Source material:
____

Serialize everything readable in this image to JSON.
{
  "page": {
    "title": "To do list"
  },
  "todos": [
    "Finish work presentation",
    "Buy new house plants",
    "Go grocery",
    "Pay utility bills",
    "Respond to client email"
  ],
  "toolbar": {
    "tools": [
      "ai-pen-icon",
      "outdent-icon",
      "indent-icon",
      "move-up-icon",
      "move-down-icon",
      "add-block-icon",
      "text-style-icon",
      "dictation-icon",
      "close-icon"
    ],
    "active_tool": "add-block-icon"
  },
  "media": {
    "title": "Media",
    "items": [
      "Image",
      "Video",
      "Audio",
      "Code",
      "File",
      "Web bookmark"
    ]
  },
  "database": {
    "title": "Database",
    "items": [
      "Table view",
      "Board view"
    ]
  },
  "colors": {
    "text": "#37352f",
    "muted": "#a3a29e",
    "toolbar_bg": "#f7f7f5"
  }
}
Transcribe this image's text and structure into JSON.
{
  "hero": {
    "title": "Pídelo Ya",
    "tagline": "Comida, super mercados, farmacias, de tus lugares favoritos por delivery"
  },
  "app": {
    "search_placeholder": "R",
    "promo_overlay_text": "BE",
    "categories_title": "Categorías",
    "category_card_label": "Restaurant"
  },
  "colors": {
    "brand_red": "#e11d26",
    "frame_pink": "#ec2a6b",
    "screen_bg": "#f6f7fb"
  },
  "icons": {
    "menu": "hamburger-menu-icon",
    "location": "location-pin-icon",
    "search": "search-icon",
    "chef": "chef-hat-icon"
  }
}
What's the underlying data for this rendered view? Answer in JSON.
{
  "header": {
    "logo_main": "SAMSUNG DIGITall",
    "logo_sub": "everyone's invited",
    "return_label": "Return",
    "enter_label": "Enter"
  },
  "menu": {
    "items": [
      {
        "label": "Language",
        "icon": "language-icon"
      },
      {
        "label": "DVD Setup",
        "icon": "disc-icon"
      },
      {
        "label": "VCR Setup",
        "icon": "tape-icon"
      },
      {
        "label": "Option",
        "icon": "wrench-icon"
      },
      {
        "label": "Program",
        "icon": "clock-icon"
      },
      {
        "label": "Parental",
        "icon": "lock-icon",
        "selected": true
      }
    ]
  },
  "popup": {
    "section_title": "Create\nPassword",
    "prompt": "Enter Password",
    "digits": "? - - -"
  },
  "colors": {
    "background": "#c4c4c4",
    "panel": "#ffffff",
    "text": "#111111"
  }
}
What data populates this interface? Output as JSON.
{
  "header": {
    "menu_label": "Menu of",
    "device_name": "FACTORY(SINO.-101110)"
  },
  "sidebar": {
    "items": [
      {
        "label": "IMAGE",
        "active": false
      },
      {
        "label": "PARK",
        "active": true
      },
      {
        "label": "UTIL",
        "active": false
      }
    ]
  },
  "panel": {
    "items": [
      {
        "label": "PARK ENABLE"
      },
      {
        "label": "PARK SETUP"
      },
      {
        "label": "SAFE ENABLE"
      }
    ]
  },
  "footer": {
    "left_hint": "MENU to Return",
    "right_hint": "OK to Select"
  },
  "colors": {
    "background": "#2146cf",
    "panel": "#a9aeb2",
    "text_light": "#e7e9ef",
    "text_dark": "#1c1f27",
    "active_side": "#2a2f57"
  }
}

____

What is asked: Write an exact transcription of every entry above.

Result of the task:
Serialize everything readable in this image to JSON.
{
  "page": {
    "title": "To do list"
  },
  "todos": [
    "Finish work presentation",
    "Buy new house plants",
    "Go grocery",
    "Pay utility bills",
    "Respond to client email"
  ],
  "toolbar": {
    "tools": [
      "ai-pen-icon",
      "outdent-icon",
      "indent-icon",
      "move-up-icon",
      "move-down-icon",
      "add-block-icon",
      "text-style-icon",
      "dictation-icon",
      "close-icon"
    ],
    "active_tool": "add-block-icon"
  },
  "media": {
    "title": "Media",
    "items": [
      "Image",
      "Video",
      "Audio",
      "Code",
      "File",
      "Web bookmark"
    ]
  },
  "database": {
    "title": "Database",
    "items": [
      "Table view",
      "Board view"
    ]
  },
  "colors": {
    "text": "#37352f",
    "muted": "#a3a29e",
    "toolbar_bg": "#f7f7f5"
  }
}
Transcribe this image's text and structure into JSON.
{
  "hero": {
    "title": "Pídelo Ya",
    "tagline": "Comida, super mercados, farmacias, de tus lugares favoritos por delivery"
  },
  "app": {
    "search_placeholder": "R",
    "promo_overlay_text": "BE",
    "categories_title": "Categorías",
    "category_card_label": "Restaurant"
  },
  "colors": {
    "brand_red": "#e11d26",
    "frame_pink": "#ec2a6b",
    "screen_bg": "#f6f7fb"
  },
  "icons": {
    "menu": "hamburger-menu-icon",
    "location": "location-pin-icon",
    "search": "search-icon",
    "chef": "chef-hat-icon"
  }
}
What's the underlying data for this rendered view? Answer in JSON.
{
  "header": {
    "logo_main": "SAMSUNG DIGITall",
    "logo_sub": "everyone's invited",
    "return_label": "Return",
    "enter_label": "Enter"
  },
  "menu": {
    "items": [
      {
        "label": "Language",
        "icon": "language-icon"
      },
      {
        "label": "DVD Setup",
        "icon": "disc-icon"
      },
      {
        "label": "VCR Setup",
        "icon": "tape-icon"
      },
      {
        "label": "Option",
        "icon": "wrench-icon"
      },
      {
        "label": "Program",
        "icon": "clock-icon"
      },
      {
        "label": "Parental",
        "icon": "lock-icon",
        "selected": true
      }
    ]
  },
  "popup": {
    "section_title": "Create\nPassword",
    "prompt": "Enter Password",
    "digits": "? - - -"
  },
  "colors": {
    "background": "#c4c4c4",
    "panel": "#ffffff",
    "text": "#111111"
  }
}
What data populates this interface? Output as JSON.
{
  "header": {
    "menu_label": "Menu of",
    "device_name": "FACTORY(SINO.-101110)"
  },
  "sidebar": {
    "items": [
      {
        "label": "IMAGE",
        "active": false
      },
      {
        "label": "PARK",
        "active": true
      },
      {
        "label": "UTIL",
        "active": false
      }
    ]
  },
  "panel": {
    "items": [
      {
        "label": "PARK ENABLE"
      },
      {
        "label": "PARK SETUP"
      },
      {
        "label": "SAFE ENABLE"
      }
    ]
  },
  "footer": {
    "left_hint": "MENU to Return",
    "right_hint": "OK to Select"
  },
  "colors": {
    "background": "#2146cf",
    "panel": "#a9aeb2",
    "text_light": "#e7e9ef",
    "text_dark": "#1c1f27",
    "active_side": "#2a2f57"
  }
}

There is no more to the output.